[DATASET Boundary: Start]

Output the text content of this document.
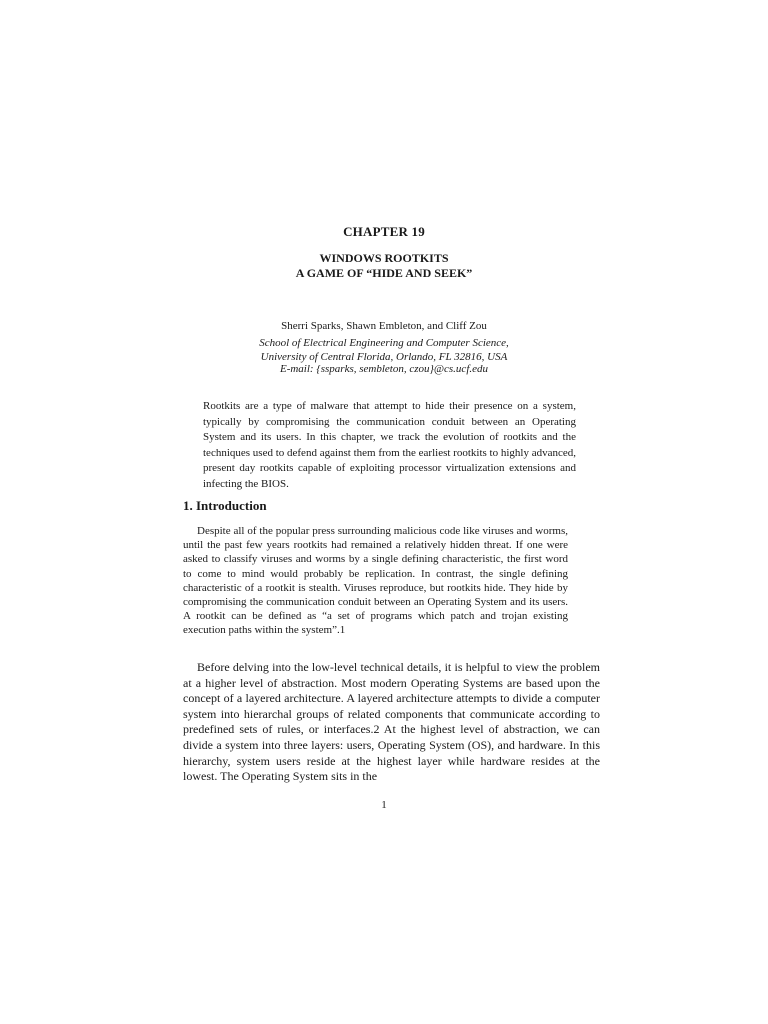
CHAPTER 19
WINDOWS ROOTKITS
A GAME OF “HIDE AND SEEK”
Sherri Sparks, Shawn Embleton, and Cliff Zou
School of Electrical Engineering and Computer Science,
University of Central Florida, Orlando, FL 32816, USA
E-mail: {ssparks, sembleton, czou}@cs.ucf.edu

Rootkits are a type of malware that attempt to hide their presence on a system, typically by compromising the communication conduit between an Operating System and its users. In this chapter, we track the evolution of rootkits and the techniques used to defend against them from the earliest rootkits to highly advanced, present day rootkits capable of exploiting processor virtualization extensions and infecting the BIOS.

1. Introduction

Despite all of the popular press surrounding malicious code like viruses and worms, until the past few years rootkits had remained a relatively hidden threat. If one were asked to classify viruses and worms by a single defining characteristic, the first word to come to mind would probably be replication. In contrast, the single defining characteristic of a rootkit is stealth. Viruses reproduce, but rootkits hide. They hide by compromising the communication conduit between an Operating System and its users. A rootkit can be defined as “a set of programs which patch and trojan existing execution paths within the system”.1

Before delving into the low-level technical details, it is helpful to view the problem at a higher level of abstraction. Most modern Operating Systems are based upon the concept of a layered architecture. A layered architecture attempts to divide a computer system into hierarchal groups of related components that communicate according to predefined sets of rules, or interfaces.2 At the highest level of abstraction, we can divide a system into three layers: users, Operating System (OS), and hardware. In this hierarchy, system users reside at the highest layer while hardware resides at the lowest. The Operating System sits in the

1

[DATASET Boundary: End]

| THE TASK |
Only the text of the records belongs in your answer, repeated exactly; the pictures stay out.

| SOLUTION TO THIS PROBLEM |
Output the text content of this document.
CHAPTER 19
WINDOWS ROOTKITS
A GAME OF “HIDE AND SEEK”
Sherri Sparks, Shawn Embleton, and Cliff Zou
School of Electrical Engineering and Computer Science,
University of Central Florida, Orlando, FL 32816, USA
E-mail: {ssparks, sembleton, czou}@cs.ucf.edu

Rootkits are a type of malware that attempt to hide their presence on a system, typically by compromising the communication conduit between an Operating System and its users. In this chapter, we track the evolution of rootkits and the techniques used to defend against them from the earliest rootkits to highly advanced, present day rootkits capable of exploiting processor virtualization extensions and infecting the BIOS.

1. Introduction

Despite all of the popular press surrounding malicious code like viruses and worms, until the past few years rootkits had remained a relatively hidden threat. If one were asked to classify viruses and worms by a single defining characteristic, the first word to come to mind would probably be replication. In contrast, the single defining characteristic of a rootkit is stealth. Viruses reproduce, but rootkits hide. They hide by compromising the communication conduit between an Operating System and its users. A rootkit can be defined as “a set of programs which patch and trojan existing execution paths within the system”.1

Before delving into the low-level technical details, it is helpful to view the problem at a higher level of abstraction. Most modern Operating Systems are based upon the concept of a layered architecture. A layered architecture attempts to divide a computer system into hierarchal groups of related components that communicate according to predefined sets of rules, or interfaces.2 At the highest level of abstraction, we can divide a system into three layers: users, Operating System (OS), and hardware. In this hierarchy, system users reside at the highest layer while hardware resides at the lowest. The Operating System sits in the

1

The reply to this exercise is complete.